* [Available data]:

|---|

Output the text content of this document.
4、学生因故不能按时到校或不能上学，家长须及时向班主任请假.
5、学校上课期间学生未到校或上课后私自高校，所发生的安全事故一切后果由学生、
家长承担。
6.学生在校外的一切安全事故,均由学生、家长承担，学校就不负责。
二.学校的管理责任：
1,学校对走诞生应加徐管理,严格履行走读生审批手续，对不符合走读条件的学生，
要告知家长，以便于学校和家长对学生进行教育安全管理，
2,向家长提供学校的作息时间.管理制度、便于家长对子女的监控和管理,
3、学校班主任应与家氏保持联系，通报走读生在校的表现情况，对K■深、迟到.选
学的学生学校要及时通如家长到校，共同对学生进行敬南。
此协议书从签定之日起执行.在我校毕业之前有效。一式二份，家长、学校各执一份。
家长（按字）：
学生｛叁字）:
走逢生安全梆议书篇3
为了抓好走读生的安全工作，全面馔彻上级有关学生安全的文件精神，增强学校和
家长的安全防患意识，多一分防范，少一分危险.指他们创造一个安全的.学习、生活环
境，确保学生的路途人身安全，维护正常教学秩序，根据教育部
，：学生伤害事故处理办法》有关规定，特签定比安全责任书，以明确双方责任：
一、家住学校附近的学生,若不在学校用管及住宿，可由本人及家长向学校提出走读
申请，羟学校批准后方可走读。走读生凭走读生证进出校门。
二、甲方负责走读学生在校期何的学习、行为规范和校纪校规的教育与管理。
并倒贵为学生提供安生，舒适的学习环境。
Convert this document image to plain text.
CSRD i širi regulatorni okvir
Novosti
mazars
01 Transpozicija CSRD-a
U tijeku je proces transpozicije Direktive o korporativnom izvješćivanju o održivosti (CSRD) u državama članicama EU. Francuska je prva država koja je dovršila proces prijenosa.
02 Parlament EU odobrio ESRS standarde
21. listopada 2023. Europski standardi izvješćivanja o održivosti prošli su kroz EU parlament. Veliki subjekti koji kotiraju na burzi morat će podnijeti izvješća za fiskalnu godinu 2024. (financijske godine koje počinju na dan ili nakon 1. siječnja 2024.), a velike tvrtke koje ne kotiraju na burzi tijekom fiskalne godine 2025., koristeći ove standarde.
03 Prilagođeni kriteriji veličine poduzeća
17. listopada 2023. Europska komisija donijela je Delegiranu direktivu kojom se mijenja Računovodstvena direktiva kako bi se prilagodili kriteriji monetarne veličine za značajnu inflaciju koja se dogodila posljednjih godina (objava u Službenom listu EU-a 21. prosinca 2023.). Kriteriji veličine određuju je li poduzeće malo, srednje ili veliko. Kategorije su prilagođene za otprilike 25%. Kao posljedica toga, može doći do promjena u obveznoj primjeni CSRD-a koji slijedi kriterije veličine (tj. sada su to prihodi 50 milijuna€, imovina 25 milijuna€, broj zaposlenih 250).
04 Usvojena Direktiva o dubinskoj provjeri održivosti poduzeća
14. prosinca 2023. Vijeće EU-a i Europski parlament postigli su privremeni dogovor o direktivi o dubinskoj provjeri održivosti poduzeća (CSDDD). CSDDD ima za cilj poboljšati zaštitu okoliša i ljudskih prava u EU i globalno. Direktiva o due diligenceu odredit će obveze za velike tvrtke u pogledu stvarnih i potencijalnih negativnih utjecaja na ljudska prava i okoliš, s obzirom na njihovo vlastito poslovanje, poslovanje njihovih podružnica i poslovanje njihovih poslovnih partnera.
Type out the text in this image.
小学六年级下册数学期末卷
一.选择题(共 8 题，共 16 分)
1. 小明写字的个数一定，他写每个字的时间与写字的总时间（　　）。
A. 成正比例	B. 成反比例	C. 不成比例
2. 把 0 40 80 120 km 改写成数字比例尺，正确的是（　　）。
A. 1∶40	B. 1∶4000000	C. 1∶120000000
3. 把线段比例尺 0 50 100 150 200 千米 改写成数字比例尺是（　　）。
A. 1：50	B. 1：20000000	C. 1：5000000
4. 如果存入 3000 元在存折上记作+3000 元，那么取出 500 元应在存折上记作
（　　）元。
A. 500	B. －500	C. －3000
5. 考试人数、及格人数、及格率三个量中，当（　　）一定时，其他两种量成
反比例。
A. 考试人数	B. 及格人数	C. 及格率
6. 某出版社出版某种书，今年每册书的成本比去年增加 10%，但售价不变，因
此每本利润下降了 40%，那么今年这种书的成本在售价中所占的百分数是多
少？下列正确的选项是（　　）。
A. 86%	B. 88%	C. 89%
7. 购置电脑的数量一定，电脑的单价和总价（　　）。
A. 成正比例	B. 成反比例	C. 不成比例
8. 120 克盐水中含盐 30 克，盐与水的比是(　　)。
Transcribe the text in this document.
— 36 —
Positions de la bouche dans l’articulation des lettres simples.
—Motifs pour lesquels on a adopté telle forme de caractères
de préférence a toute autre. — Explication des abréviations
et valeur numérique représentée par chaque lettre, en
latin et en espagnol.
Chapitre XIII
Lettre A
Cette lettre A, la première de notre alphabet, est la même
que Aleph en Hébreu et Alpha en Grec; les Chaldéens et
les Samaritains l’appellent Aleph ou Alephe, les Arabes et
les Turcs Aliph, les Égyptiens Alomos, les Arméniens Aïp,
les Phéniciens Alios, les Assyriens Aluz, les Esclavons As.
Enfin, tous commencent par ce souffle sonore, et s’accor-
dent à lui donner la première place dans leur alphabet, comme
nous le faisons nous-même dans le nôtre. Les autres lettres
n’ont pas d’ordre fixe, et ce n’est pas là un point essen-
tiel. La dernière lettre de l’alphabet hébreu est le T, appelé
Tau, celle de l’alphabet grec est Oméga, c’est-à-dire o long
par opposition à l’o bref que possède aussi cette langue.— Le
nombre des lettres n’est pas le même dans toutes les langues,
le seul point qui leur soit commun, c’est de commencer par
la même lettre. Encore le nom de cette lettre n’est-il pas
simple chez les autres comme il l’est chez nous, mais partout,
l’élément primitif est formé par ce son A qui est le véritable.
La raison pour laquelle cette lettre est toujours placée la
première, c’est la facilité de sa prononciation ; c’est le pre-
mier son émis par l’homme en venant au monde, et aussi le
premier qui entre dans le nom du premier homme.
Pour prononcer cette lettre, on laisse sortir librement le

|---|

In the listing above, locate each line with "tvrtke" and copy it.

* [Result for this task]:
21. listopada 2023. Europski standardi izvješćivanja o održivosti prošli su kroz EU parlament. Veliki subjekti koji kotiraju na burzi morat će podnijeti izvješća za fiskalnu godinu 2024. (financijske godine koje počinju na dan ili nakon 1. siječnja 2024.), a velike tvrtke koje ne kotiraju na burzi tijekom fiskalne godine 2025., koristeći ove standarde.
14. prosinca 2023. Vijeće EU-a i Europski parlament postigli su privremeni dogovor o direktivi o dubinskoj provjeri održivosti poduzeća (CSDDD). CSDDD ima za cilj poboljšati zaštitu okoliša i ljudskih prava u EU i globalno. Direktiva o due diligenceu odredit će obveze za velike tvrtke u pogledu stvarnih i potencijalnih negativnih utjecaja na ljudska prava i okoliš, s obzirom na njihovo vlastito poslovanje, poslovanje njihovih podružnica i poslovanje njihovih poslovnih partnera.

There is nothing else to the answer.